Rows:
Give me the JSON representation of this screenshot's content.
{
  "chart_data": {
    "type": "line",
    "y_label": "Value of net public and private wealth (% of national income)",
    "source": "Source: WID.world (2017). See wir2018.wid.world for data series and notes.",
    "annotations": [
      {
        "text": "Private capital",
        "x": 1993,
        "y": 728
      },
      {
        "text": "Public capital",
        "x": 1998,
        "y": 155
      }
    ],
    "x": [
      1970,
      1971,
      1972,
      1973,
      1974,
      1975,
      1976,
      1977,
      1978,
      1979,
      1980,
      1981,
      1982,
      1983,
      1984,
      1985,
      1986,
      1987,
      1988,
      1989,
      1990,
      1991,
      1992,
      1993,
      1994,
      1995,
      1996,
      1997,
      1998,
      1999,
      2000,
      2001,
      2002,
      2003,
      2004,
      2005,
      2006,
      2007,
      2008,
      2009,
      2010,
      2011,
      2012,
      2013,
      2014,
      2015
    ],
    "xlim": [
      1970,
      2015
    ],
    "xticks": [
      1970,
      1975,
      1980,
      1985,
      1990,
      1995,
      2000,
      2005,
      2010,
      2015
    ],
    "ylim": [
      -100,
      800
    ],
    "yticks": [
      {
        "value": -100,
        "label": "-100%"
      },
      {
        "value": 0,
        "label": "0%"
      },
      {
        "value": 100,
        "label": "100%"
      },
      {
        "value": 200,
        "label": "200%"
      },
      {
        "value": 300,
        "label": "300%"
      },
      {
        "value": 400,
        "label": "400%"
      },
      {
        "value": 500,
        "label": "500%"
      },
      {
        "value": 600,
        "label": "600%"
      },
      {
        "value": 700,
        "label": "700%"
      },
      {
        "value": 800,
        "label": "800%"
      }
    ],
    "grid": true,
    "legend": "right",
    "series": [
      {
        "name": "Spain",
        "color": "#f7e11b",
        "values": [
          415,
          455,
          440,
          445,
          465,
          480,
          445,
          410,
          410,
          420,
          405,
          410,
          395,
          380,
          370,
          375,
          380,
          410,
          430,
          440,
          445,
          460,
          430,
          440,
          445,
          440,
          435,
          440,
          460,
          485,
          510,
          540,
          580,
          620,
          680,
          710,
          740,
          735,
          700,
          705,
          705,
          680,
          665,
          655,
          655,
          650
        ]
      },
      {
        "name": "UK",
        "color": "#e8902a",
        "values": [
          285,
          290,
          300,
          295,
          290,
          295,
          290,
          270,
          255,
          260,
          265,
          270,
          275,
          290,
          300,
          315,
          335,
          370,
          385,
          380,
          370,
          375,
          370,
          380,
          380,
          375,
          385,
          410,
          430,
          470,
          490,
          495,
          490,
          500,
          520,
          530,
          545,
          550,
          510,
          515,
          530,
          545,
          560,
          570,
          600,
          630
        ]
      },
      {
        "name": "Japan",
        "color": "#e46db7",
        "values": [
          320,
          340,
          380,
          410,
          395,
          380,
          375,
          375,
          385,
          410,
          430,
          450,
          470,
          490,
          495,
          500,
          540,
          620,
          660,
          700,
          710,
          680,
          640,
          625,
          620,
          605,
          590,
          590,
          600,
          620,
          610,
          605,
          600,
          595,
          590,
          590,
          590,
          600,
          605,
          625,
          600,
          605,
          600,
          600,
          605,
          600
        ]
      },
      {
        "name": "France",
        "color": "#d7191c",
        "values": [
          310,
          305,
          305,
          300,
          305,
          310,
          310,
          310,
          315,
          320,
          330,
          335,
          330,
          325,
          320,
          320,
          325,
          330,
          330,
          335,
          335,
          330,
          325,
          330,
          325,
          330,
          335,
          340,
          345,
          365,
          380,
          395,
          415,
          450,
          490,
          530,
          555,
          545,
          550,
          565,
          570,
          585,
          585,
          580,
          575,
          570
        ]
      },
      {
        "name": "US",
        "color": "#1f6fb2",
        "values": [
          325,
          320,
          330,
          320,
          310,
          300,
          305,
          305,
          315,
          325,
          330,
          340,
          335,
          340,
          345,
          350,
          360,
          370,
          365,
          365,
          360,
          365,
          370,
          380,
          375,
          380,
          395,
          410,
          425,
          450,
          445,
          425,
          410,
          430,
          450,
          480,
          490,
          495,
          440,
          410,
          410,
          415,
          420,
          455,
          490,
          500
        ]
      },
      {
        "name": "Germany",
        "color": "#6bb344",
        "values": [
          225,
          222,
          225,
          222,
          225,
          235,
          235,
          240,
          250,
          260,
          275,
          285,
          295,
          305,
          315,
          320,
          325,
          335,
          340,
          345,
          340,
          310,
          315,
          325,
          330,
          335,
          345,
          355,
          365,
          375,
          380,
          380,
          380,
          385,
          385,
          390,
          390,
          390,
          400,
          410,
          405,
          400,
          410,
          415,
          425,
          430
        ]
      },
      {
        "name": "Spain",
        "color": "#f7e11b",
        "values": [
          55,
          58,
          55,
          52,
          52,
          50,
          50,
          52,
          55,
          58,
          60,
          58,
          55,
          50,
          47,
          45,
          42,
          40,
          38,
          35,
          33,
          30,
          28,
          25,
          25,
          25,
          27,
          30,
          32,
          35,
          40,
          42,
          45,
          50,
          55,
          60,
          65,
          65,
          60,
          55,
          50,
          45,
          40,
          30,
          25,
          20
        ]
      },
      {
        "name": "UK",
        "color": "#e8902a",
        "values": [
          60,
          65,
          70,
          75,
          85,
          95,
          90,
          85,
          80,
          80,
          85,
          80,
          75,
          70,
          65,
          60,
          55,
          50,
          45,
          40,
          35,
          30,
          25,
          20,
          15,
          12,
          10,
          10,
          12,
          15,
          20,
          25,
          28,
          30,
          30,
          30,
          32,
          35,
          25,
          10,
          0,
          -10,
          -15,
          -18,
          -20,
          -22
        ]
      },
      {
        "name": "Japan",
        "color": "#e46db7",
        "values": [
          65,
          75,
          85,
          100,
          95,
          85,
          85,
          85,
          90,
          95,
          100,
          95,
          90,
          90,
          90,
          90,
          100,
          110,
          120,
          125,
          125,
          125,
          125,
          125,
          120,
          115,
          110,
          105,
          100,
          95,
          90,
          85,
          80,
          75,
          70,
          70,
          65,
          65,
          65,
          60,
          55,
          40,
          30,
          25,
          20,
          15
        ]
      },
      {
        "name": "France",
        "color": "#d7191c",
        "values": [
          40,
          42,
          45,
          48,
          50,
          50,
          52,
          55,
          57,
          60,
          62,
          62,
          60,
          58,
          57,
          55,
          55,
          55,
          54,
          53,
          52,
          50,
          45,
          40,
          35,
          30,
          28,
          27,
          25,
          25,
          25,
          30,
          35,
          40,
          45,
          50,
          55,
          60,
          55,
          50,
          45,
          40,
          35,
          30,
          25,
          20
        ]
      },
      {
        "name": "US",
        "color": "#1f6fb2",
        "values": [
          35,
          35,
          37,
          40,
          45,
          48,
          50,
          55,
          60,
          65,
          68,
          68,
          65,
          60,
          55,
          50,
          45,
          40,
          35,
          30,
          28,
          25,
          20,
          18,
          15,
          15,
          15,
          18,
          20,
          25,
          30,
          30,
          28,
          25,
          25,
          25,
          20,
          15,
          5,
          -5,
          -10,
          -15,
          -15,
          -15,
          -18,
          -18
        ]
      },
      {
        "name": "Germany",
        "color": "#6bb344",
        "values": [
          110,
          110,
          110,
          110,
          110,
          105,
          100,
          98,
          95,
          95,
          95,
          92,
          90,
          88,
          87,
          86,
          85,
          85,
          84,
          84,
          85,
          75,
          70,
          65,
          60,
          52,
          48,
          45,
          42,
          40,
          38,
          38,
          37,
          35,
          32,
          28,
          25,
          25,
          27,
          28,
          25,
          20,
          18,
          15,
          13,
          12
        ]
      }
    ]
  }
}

Aim: Can you reproduce all the material exactly?

Exercise solution:
Give me the JSON representation of this screenshot's content.
{
  "chart_data": {
    "type": "line",
    "y_label": "Value of net public and private wealth (% of national income)",
    "source": "Source: WID.world (2017). See wir2018.wid.world for data series and notes.",
    "annotations": [
      {
        "text": "Private capital",
        "x": 1993,
        "y": 728
      },
      {
        "text": "Public capital",
        "x": 1998,
        "y": 155
      }
    ],
    "x": [
      1970,
      1971,
      1972,
      1973,
      1974,
      1975,
      1976,
      1977,
      1978,
      1979,
      1980,
      1981,
      1982,
      1983,
      1984,
      1985,
      1986,
      1987,
      1988,
      1989,
      1990,
      1991,
      1992,
      1993,
      1994,
      1995,
      1996,
      1997,
      1998,
      1999,
      2000,
      2001,
      2002,
      2003,
      2004,
      2005,
      2006,
      2007,
      2008,
      2009,
      2010,
      2011,
      2012,
      2013,
      2014,
      2015
    ],
    "xlim": [
      1970,
      2015
    ],
    "xticks": [
      1970,
      1975,
      1980,
      1985,
      1990,
      1995,
      2000,
      2005,
      2010,
      2015
    ],
    "ylim": [
      -100,
      800
    ],
    "yticks": [
      {
        "value": -100,
        "label": "-100%"
      },
      {
        "value": 0,
        "label": "0%"
      },
      {
        "value": 100,
        "label": "100%"
      },
      {
        "value": 200,
        "label": "200%"
      },
      {
        "value": 300,
        "label": "300%"
      },
      {
        "value": 400,
        "label": "400%"
      },
      {
        "value": 500,
        "label": "500%"
      },
      {
        "value": 600,
        "label": "600%"
      },
      {
        "value": 700,
        "label": "700%"
      },
      {
        "value": 800,
        "label": "800%"
      }
    ],
    "grid": true,
    "legend": "right",
    "series": [
      {
        "name": "Spain",
        "color": "#f7e11b",
        "values": [
          415,
          455,
          440,
          445,
          465,
          480,
          445,
          410,
          410,
          420,
          405,
          410,
          395,
          380,
          370,
          375,
          380,
          410,
          430,
          440,
          445,
          460,
          430,
          440,
          445,
          440,
          435,
          440,
          460,
          485,
          510,
          540,
          580,
          620,
          680,
          710,
          740,
          735,
          700,
          705,
          705,
          680,
          665,
          655,
          655,
          650
        ]
      },
      {
        "name": "UK",
        "color": "#e8902a",
        "values": [
          285,
          290,
          300,
          295,
          290,
          295,
          290,
          270,
          255,
          260,
          265,
          270,
          275,
          290,
          300,
          315,
          335,
          370,
          385,
          380,
          370,
          375,
          370,
          380,
          380,
          375,
          385,
          410,
          430,
          470,
          490,
          495,
          490,
          500,
          520,
          530,
          545,
          550,
          510,
          515,
          530,
          545,
          560,
          570,
          600,
          630
        ]
      },
      {
        "name": "Japan",
        "color": "#e46db7",
        "values": [
          320,
          340,
          380,
          410,
          395,
          380,
          375,
          375,
          385,
          410,
          430,
          450,
          470,
          490,
          495,
          500,
          540,
          620,
          660,
          700,
          710,
          680,
          640,
          625,
          620,
          605,
          590,
          590,
          600,
          620,
          610,
          605,
          600,
          595,
          590,
          590,
          590,
          600,
          605,
          625,
          600,
          605,
          600,
          600,
          605,
          600
        ]
      },
      {
        "name": "France",
        "color": "#d7191c",
        "values": [
          310,
          305,
          305,
          300,
          305,
          310,
          310,
          310,
          315,
          320,
          330,
          335,
          330,
          325,
          320,
          320,
          325,
          330,
          330,
          335,
          335,
          330,
          325,
          330,
          325,
          330,
          335,
          340,
          345,
          365,
          380,
          395,
          415,
          450,
          490,
          530,
          555,
          545,
          550,
          565,
          570,
          585,
          585,
          580,
          575,
          570
        ]
      },
      {
        "name": "US",
        "color": "#1f6fb2",
        "values": [
          325,
          320,
          330,
          320,
          310,
          300,
          305,
          305,
          315,
          325,
          330,
          340,
          335,
          340,
          345,
          350,
          360,
          370,
          365,
          365,
          360,
          365,
          370,
          380,
          375,
          380,
          395,
          410,
          425,
          450,
          445,
          425,
          410,
          430,
          450,
          480,
          490,
          495,
          440,
          410,
          410,
          415,
          420,
          455,
          490,
          500
        ]
      },
      {
        "name": "Germany",
        "color": "#6bb344",
        "values": [
          225,
          222,
          225,
          222,
          225,
          235,
          235,
          240,
          250,
          260,
          275,
          285,
          295,
          305,
          315,
          320,
          325,
          335,
          340,
          345,
          340,
          310,
          315,
          325,
          330,
          335,
          345,
          355,
          365,
          375,
          380,
          380,
          380,
          385,
          385,
          390,
          390,
          390,
          400,
          410,
          405,
          400,
          410,
          415,
          425,
          430
        ]
      },
      {
        "name": "Spain",
        "color": "#f7e11b",
        "values": [
          55,
          58,
          55,
          52,
          52,
          50,
          50,
          52,
          55,
          58,
          60,
          58,
          55,
          50,
          47,
          45,
          42,
          40,
          38,
          35,
          33,
          30,
          28,
          25,
          25,
          25,
          27,
          30,
          32,
          35,
          40,
          42,
          45,
          50,
          55,
          60,
          65,
          65,
          60,
          55,
          50,
          45,
          40,
          30,
          25,
          20
        ]
      },
      {
        "name": "UK",
        "color": "#e8902a",
        "values": [
          60,
          65,
          70,
          75,
          85,
          95,
          90,
          85,
          80,
          80,
          85,
          80,
          75,
          70,
          65,
          60,
          55,
          50,
          45,
          40,
          35,
          30,
          25,
          20,
          15,
          12,
          10,
          10,
          12,
          15,
          20,
          25,
          28,
          30,
          30,
          30,
          32,
          35,
          25,
          10,
          0,
          -10,
          -15,
          -18,
          -20,
          -22
        ]
      },
      {
        "name": "Japan",
        "color": "#e46db7",
        "values": [
          65,
          75,
          85,
          100,
          95,
          85,
          85,
          85,
          90,
          95,
          100,
          95,
          90,
          90,
          90,
          90,
          100,
          110,
          120,
          125,
          125,
          125,
          125,
          125,
          120,
          115,
          110,
          105,
          100,
          95,
          90,
          85,
          80,
          75,
          70,
          70,
          65,
          65,
          65,
          60,
          55,
          40,
          30,
          25,
          20,
          15
        ]
      },
      {
        "name": "France",
        "color": "#d7191c",
        "values": [
          40,
          42,
          45,
          48,
          50,
          50,
          52,
          55,
          57,
          60,
          62,
          62,
          60,
          58,
          57,
          55,
          55,
          55,
          54,
          53,
          52,
          50,
          45,
          40,
          35,
          30,
          28,
          27,
          25,
          25,
          25,
          30,
          35,
          40,
          45,
          50,
          55,
          60,
          55,
          50,
          45,
          40,
          35,
          30,
          25,
          20
        ]
      },
      {
        "name": "US",
        "color": "#1f6fb2",
        "values": [
          35,
          35,
          37,
          40,
          45,
          48,
          50,
          55,
          60,
          65,
          68,
          68,
          65,
          60,
          55,
          50,
          45,
          40,
          35,
          30,
          28,
          25,
          20,
          18,
          15,
          15,
          15,
          18,
          20,
          25,
          30,
          30,
          28,
          25,
          25,
          25,
          20,
          15,
          5,
          -5,
          -10,
          -15,
          -15,
          -15,
          -18,
          -18
        ]
      },
      {
        "name": "Germany",
        "color": "#6bb344",
        "values": [
          110,
          110,
          110,
          110,
          110,
          105,
          100,
          98,
          95,
          95,
          95,
          92,
          90,
          88,
          87,
          86,
          85,
          85,
          84,
          84,
          85,
          75,
          70,
          65,
          60,
          52,
          48,
          45,
          42,
          40,
          38,
          38,
          37,
          35,
          32,
          28,
          25,
          25,
          27,
          28,
          25,
          20,
          18,
          15,
          13,
          12
        ]
      }
    ]
  }
}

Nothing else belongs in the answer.